— BEGIN THE DATA —

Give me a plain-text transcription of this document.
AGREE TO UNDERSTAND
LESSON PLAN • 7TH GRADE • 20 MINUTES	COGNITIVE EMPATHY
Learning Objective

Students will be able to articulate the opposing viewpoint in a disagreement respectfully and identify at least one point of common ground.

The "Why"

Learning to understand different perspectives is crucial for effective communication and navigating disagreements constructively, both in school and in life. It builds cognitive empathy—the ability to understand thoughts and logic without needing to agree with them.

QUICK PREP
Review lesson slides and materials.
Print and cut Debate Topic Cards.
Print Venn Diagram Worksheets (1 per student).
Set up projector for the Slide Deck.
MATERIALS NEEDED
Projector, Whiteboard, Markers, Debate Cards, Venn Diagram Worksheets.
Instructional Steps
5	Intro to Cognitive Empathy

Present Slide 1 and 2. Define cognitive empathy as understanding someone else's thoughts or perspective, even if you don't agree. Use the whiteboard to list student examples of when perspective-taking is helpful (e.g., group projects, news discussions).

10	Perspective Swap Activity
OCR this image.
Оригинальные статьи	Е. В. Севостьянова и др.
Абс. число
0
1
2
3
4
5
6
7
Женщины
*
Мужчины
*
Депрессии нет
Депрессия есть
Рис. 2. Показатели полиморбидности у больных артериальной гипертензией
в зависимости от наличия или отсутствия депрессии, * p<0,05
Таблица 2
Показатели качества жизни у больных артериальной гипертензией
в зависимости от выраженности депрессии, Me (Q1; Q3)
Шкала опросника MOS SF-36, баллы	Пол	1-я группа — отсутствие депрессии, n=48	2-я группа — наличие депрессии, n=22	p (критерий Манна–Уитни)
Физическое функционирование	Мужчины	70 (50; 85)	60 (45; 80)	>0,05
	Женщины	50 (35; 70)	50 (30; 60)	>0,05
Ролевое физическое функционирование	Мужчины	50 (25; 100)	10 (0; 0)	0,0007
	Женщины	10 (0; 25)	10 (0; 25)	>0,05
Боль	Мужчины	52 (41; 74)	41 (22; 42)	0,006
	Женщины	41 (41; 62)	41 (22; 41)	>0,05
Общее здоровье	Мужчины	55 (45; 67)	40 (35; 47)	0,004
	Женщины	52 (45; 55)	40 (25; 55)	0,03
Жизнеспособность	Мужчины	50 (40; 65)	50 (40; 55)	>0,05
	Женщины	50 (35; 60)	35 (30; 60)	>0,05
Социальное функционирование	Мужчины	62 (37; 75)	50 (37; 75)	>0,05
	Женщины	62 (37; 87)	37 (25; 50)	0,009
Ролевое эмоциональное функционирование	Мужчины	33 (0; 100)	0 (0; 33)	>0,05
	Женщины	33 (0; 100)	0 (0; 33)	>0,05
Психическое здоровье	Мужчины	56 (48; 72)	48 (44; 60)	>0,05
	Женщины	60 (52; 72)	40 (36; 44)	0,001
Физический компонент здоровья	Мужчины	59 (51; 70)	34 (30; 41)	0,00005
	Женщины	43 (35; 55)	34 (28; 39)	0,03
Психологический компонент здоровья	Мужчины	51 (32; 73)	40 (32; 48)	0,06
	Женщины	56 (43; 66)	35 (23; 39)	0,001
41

— END THE DATA —

Every entry must be quoted exactly as it appears above.

**REPLY TO THE TASK:**
Give me a plain-text transcription of this document.
AGREE TO UNDERSTAND
LESSON PLAN • 7TH GRADE • 20 MINUTES	COGNITIVE EMPATHY
Learning Objective

Students will be able to articulate the opposing viewpoint in a disagreement respectfully and identify at least one point of common ground.

The "Why"

Learning to understand different perspectives is crucial for effective communication and navigating disagreements constructively, both in school and in life. It builds cognitive empathy—the ability to understand thoughts and logic without needing to agree with them.

QUICK PREP
Review lesson slides and materials.
Print and cut Debate Topic Cards.
Print Venn Diagram Worksheets (1 per student).
Set up projector for the Slide Deck.
MATERIALS NEEDED
Projector, Whiteboard, Markers, Debate Cards, Venn Diagram Worksheets.
Instructional Steps
5	Intro to Cognitive Empathy

Present Slide 1 and 2. Define cognitive empathy as understanding someone else's thoughts or perspective, even if you don't agree. Use the whiteboard to list student examples of when perspective-taking is helpful (e.g., group projects, news discussions).

10	Perspective Swap Activity
OCR this image.
Оригинальные статьи	Е. В. Севостьянова и др.
Абс. число
0
1
2
3
4
5
6
7
Женщины
*
Мужчины
*
Депрессии нет
Депрессия есть
Рис. 2. Показатели полиморбидности у больных артериальной гипертензией
в зависимости от наличия или отсутствия депрессии, * p<0,05
Таблица 2
Показатели качества жизни у больных артериальной гипертензией
в зависимости от выраженности депрессии, Me (Q1; Q3)
Шкала опросника MOS SF-36, баллы	Пол	1-я группа — отсутствие депрессии, n=48	2-я группа — наличие депрессии, n=22	p (критерий Манна–Уитни)
Физическое функционирование	Мужчины	70 (50; 85)	60 (45; 80)	>0,05
	Женщины	50 (35; 70)	50 (30; 60)	>0,05
Ролевое физическое функционирование	Мужчины	50 (25; 100)	10 (0; 0)	0,0007
	Женщины	10 (0; 25)	10 (0; 25)	>0,05
Боль	Мужчины	52 (41; 74)	41 (22; 42)	0,006
	Женщины	41 (41; 62)	41 (22; 41)	>0,05
Общее здоровье	Мужчины	55 (45; 67)	40 (35; 47)	0,004
	Женщины	52 (45; 55)	40 (25; 55)	0,03
Жизнеспособность	Мужчины	50 (40; 65)	50 (40; 55)	>0,05
	Женщины	50 (35; 60)	35 (30; 60)	>0,05
Социальное функционирование	Мужчины	62 (37; 75)	50 (37; 75)	>0,05
	Женщины	62 (37; 87)	37 (25; 50)	0,009
Ролевое эмоциональное функционирование	Мужчины	33 (0; 100)	0 (0; 33)	>0,05
	Женщины	33 (0; 100)	0 (0; 33)	>0,05
Психическое здоровье	Мужчины	56 (48; 72)	48 (44; 60)	>0,05
	Женщины	60 (52; 72)	40 (36; 44)	0,001
Физический компонент здоровья	Мужчины	59 (51; 70)	34 (30; 41)	0,00005
	Женщины	43 (35; 55)	34 (28; 39)	0,03
Психологический компонент здоровья	Мужчины	51 (32; 73)	40 (32; 48)	0,06
	Женщины	56 (43; 66)	35 (23; 39)	0,001
41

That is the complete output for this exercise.